_Dataset content:_
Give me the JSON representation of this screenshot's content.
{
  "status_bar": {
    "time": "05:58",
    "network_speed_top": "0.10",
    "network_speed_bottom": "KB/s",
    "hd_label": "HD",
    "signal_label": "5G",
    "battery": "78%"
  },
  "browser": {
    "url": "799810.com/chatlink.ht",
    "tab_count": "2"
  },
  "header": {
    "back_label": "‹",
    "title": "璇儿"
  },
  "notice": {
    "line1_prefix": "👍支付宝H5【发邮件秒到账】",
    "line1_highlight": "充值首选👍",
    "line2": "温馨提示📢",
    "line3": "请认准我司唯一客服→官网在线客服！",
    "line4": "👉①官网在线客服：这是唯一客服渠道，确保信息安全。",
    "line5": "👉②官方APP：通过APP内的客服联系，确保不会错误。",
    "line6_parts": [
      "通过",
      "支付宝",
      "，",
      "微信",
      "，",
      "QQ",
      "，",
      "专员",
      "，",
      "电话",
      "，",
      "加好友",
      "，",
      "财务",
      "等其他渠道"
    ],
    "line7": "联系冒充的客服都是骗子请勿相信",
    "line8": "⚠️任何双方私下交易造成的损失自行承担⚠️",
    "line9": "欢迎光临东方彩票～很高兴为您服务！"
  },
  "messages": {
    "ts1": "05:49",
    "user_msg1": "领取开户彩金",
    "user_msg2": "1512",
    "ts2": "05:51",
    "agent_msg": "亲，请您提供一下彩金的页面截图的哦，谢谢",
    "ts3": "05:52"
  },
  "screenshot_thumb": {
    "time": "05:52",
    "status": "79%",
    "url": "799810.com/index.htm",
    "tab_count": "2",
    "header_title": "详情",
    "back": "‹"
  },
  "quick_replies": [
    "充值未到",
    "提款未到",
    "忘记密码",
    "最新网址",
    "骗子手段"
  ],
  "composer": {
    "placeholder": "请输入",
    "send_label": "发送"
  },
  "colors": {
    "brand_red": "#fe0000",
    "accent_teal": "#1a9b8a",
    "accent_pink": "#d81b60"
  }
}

_Challenge:_ Write out every line exactly as it stands.

_Result of the exercise:_
Give me the JSON representation of this screenshot's content.
{
  "status_bar": {
    "time": "05:58",
    "network_speed_top": "0.10",
    "network_speed_bottom": "KB/s",
    "hd_label": "HD",
    "signal_label": "5G",
    "battery": "78%"
  },
  "browser": {
    "url": "799810.com/chatlink.ht",
    "tab_count": "2"
  },
  "header": {
    "back_label": "‹",
    "title": "璇儿"
  },
  "notice": {
    "line1_prefix": "👍支付宝H5【发邮件秒到账】",
    "line1_highlight": "充值首选👍",
    "line2": "温馨提示📢",
    "line3": "请认准我司唯一客服→官网在线客服！",
    "line4": "👉①官网在线客服：这是唯一客服渠道，确保信息安全。",
    "line5": "👉②官方APP：通过APP内的客服联系，确保不会错误。",
    "line6_parts": [
      "通过",
      "支付宝",
      "，",
      "微信",
      "，",
      "QQ",
      "，",
      "专员",
      "，",
      "电话",
      "，",
      "加好友",
      "，",
      "财务",
      "等其他渠道"
    ],
    "line7": "联系冒充的客服都是骗子请勿相信",
    "line8": "⚠️任何双方私下交易造成的损失自行承担⚠️",
    "line9": "欢迎光临东方彩票～很高兴为您服务！"
  },
  "messages": {
    "ts1": "05:49",
    "user_msg1": "领取开户彩金",
    "user_msg2": "1512",
    "ts2": "05:51",
    "agent_msg": "亲，请您提供一下彩金的页面截图的哦，谢谢",
    "ts3": "05:52"
  },
  "screenshot_thumb": {
    "time": "05:52",
    "status": "79%",
    "url": "799810.com/index.htm",
    "tab_count": "2",
    "header_title": "详情",
    "back": "‹"
  },
  "quick_replies": [
    "充值未到",
    "提款未到",
    "忘记密码",
    "最新网址",
    "骗子手段"
  ],
  "composer": {
    "placeholder": "请输入",
    "send_label": "发送"
  },
  "colors": {
    "brand_red": "#fe0000",
    "accent_teal": "#1a9b8a",
    "accent_pink": "#d81b60"
  }
}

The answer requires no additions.